**LISTED RECORDS:**
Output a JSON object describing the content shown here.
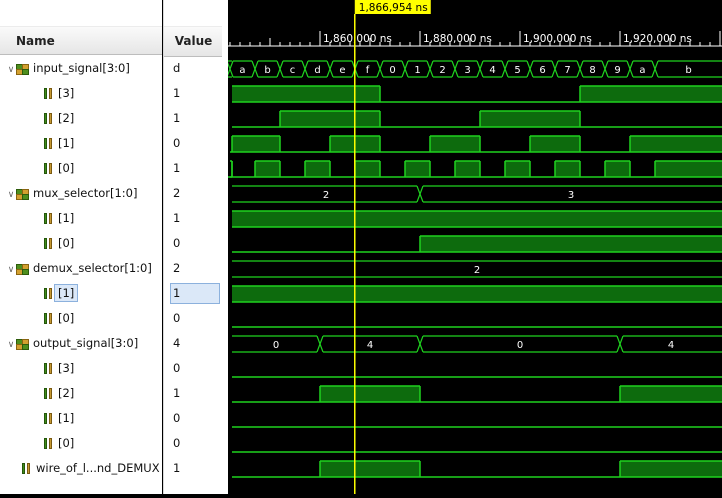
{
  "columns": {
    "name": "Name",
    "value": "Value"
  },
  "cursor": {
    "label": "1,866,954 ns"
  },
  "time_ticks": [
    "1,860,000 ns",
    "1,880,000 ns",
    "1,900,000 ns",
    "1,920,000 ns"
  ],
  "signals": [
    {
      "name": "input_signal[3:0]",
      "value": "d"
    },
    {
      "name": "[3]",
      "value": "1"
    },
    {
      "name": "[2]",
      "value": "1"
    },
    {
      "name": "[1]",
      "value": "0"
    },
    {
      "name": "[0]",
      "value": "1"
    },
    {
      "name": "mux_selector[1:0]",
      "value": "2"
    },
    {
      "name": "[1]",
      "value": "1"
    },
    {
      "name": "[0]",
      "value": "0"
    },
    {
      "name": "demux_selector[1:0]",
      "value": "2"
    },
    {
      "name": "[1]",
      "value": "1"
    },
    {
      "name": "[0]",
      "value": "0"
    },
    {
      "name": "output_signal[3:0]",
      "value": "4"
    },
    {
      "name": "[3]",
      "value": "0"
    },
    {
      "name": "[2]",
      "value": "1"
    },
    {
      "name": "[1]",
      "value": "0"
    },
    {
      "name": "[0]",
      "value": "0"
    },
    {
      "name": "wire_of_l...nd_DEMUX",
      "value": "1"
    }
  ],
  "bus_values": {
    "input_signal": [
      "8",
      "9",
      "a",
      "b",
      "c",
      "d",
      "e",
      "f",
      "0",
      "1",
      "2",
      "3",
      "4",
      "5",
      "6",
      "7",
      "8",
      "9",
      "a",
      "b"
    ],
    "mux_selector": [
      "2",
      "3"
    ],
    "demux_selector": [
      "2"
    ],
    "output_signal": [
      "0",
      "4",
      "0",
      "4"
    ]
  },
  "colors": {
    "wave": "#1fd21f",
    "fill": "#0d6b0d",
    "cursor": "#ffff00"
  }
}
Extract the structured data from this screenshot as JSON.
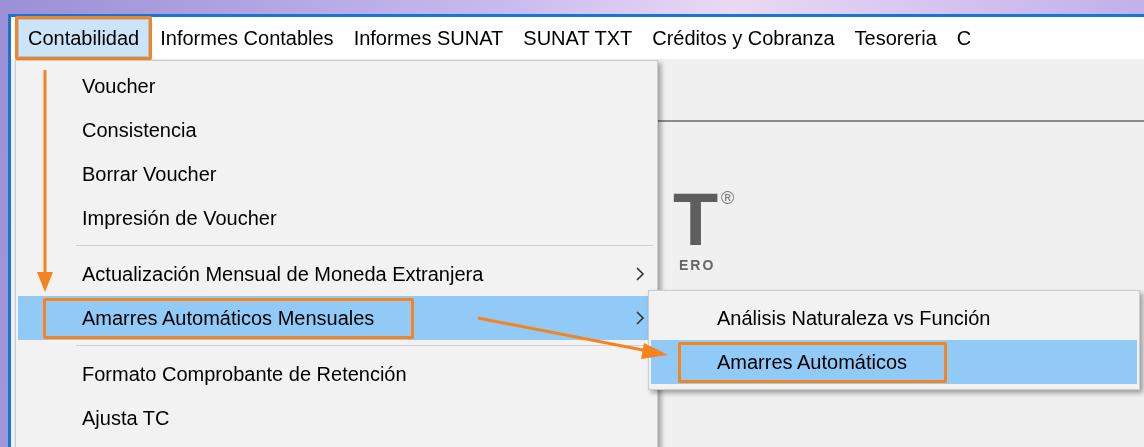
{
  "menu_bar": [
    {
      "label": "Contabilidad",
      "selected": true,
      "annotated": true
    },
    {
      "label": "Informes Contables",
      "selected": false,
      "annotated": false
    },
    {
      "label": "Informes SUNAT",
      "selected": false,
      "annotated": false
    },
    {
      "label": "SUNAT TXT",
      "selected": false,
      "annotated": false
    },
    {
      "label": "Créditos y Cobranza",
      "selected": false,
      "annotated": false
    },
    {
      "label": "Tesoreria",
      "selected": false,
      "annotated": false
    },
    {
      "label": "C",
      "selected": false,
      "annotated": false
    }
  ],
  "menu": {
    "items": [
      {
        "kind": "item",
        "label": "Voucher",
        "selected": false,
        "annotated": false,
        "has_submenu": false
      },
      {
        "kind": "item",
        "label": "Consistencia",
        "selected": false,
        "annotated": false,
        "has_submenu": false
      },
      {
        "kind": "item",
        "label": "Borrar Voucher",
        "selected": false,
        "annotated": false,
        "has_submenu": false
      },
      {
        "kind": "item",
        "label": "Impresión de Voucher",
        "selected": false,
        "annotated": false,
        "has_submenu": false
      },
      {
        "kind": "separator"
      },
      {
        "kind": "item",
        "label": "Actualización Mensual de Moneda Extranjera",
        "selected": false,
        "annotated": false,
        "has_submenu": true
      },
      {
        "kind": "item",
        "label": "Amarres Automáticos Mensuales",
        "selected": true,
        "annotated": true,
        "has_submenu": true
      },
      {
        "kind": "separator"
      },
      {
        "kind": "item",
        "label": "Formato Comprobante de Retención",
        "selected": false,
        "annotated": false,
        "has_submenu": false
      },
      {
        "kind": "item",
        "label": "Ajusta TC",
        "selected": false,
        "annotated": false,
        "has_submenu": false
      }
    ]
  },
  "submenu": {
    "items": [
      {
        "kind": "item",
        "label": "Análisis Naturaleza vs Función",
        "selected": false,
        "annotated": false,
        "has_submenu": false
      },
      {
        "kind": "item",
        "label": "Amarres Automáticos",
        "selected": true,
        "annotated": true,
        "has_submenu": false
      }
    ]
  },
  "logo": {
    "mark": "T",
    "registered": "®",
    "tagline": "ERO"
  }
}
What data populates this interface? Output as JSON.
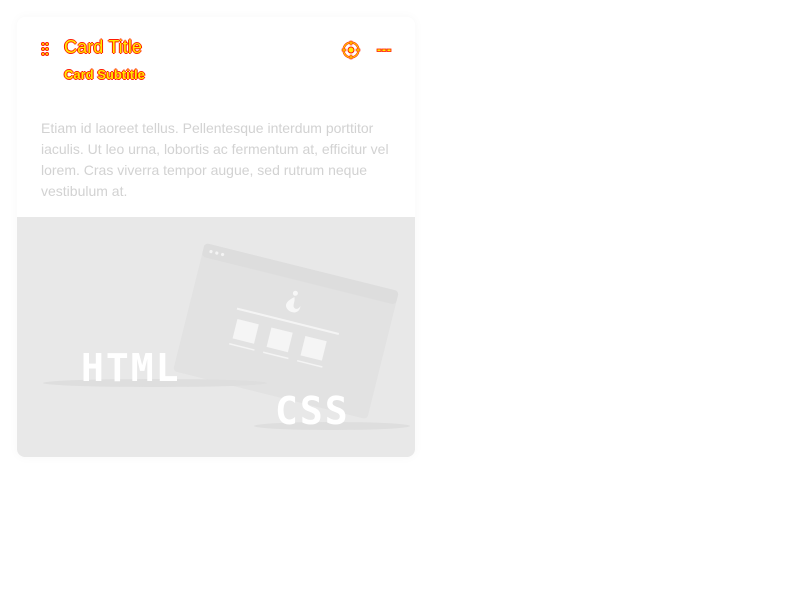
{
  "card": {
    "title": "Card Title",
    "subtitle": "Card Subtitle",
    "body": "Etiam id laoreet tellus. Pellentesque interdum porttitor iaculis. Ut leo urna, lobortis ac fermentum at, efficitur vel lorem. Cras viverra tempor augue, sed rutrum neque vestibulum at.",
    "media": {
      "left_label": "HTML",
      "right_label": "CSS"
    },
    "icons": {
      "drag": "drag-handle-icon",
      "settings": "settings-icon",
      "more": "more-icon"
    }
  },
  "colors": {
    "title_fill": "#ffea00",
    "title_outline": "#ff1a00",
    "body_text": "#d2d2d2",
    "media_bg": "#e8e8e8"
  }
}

**REQUIRED WORK:**
Each entry above is to be written out again unchanged, apart from the pictures, which are left out.

**PROBLEM SOLUTION:**
Output a JSON object describing the content shown here.
{
  "columns": {
    "name": "Name",
    "value": "Value"
  },
  "cursor": {
    "label": "1,866,954 ns"
  },
  "time_ticks": [
    "1,860,000 ns",
    "1,880,000 ns",
    "1,900,000 ns",
    "1,920,000 ns"
  ],
  "signals": [
    {
      "name": "input_signal[3:0]",
      "value": "d"
    },
    {
      "name": "[3]",
      "value": "1"
    },
    {
      "name": "[2]",
      "value": "1"
    },
    {
      "name": "[1]",
      "value": "0"
    },
    {
      "name": "[0]",
      "value": "1"
    },
    {
      "name": "mux_selector[1:0]",
      "value": "2"
    },
    {
      "name": "[1]",
      "value": "1"
    },
    {
      "name": "[0]",
      "value": "0"
    },
    {
      "name": "demux_selector[1:0]",
      "value": "2"
    },
    {
      "name": "[1]",
      "value": "1"
    },
    {
      "name": "[0]",
      "value": "0"
    },
    {
      "name": "output_signal[3:0]",
      "value": "4"
    },
    {
      "name": "[3]",
      "value": "0"
    },
    {
      "name": "[2]",
      "value": "1"
    },
    {
      "name": "[1]",
      "value": "0"
    },
    {
      "name": "[0]",
      "value": "0"
    },
    {
      "name": "wire_of_l...nd_DEMUX",
      "value": "1"
    }
  ],
  "bus_values": {
    "input_signal": [
      "8",
      "9",
      "a",
      "b",
      "c",
      "d",
      "e",
      "f",
      "0",
      "1",
      "2",
      "3",
      "4",
      "5",
      "6",
      "7",
      "8",
      "9",
      "a",
      "b"
    ],
    "mux_selector": [
      "2",
      "3"
    ],
    "demux_selector": [
      "2"
    ],
    "output_signal": [
      "0",
      "4",
      "0",
      "4"
    ]
  },
  "colors": {
    "wave": "#1fd21f",
    "fill": "#0d6b0d",
    "cursor": "#ffff00"
  }
}
Extract the structured data from this screenshot as JSON.
{
  "menu_bar": [
    {
      "label": "Contabilidad",
      "selected": true,
      "annotated": true
    },
    {
      "label": "Informes Contables",
      "selected": false,
      "annotated": false
    },
    {
      "label": "Informes SUNAT",
      "selected": false,
      "annotated": false
    },
    {
      "label": "SUNAT TXT",
      "selected": false,
      "annotated": false
    },
    {
      "label": "Créditos y Cobranza",
      "selected": false,
      "annotated": false
    },
    {
      "label": "Tesoreria",
      "selected": false,
      "annotated": false
    },
    {
      "label": "C",
      "selected": false,
      "annotated": false
    }
  ],
  "menu": {
    "items": [
      {
        "kind": "item",
        "label": "Voucher",
        "selected": false,
        "annotated": false,
        "has_submenu": false
      },
      {
        "kind": "item",
        "label": "Consistencia",
        "selected": false,
        "annotated": false,
        "has_submenu": false
      },
      {
        "kind": "item",
        "label": "Borrar Voucher",
        "selected": false,
        "annotated": false,
        "has_submenu": false
      },
      {
        "kind": "item",
        "label": "Impresión de Voucher",
        "selected": false,
        "annotated": false,
        "has_submenu": false
      },
      {
        "kind": "separator"
      },
      {
        "kind": "item",
        "label": "Actualización Mensual de Moneda Extranjera",
        "selected": false,
        "annotated": false,
        "has_submenu": true
      },
      {
        "kind": "item",
        "label": "Amarres Automáticos Mensuales",
        "selected": true,
        "annotated": true,
        "has_submenu": true
      },
      {
        "kind": "separator"
      },
      {
        "kind": "item",
        "label": "Formato Comprobante de Retención",
        "selected": false,
        "annotated": false,
        "has_submenu": false
      },
      {
        "kind": "item",
        "label": "Ajusta TC",
        "selected": false,
        "annotated": false,
        "has_submenu": false
      }
    ]
  },
  "submenu": {
    "items": [
      {
        "kind": "item",
        "label": "Análisis Naturaleza vs Función",
        "selected": false,
        "annotated": false,
        "has_submenu": false
      },
      {
        "kind": "item",
        "label": "Amarres Automáticos",
        "selected": true,
        "annotated": true,
        "has_submenu": false
      }
    ]
  },
  "logo": {
    "mark": "T",
    "registered": "®",
    "tagline": "ERO"
  }
}
What data populates this interface? Output as JSON.
{
  "card": {
    "title": "Card Title",
    "subtitle": "Card Subtitle",
    "body": "Etiam id laoreet tellus. Pellentesque interdum porttitor iaculis. Ut leo urna, lobortis ac fermentum at, efficitur vel lorem. Cras viverra tempor augue, sed rutrum neque vestibulum at.",
    "media": {
      "left_label": "HTML",
      "right_label": "CSS"
    },
    "icons": {
      "drag": "drag-handle-icon",
      "settings": "settings-icon",
      "more": "more-icon"
    }
  },
  "colors": {
    "title_fill": "#ffea00",
    "title_outline": "#ff1a00",
    "body_text": "#d2d2d2",
    "media_bg": "#e8e8e8"
  }
}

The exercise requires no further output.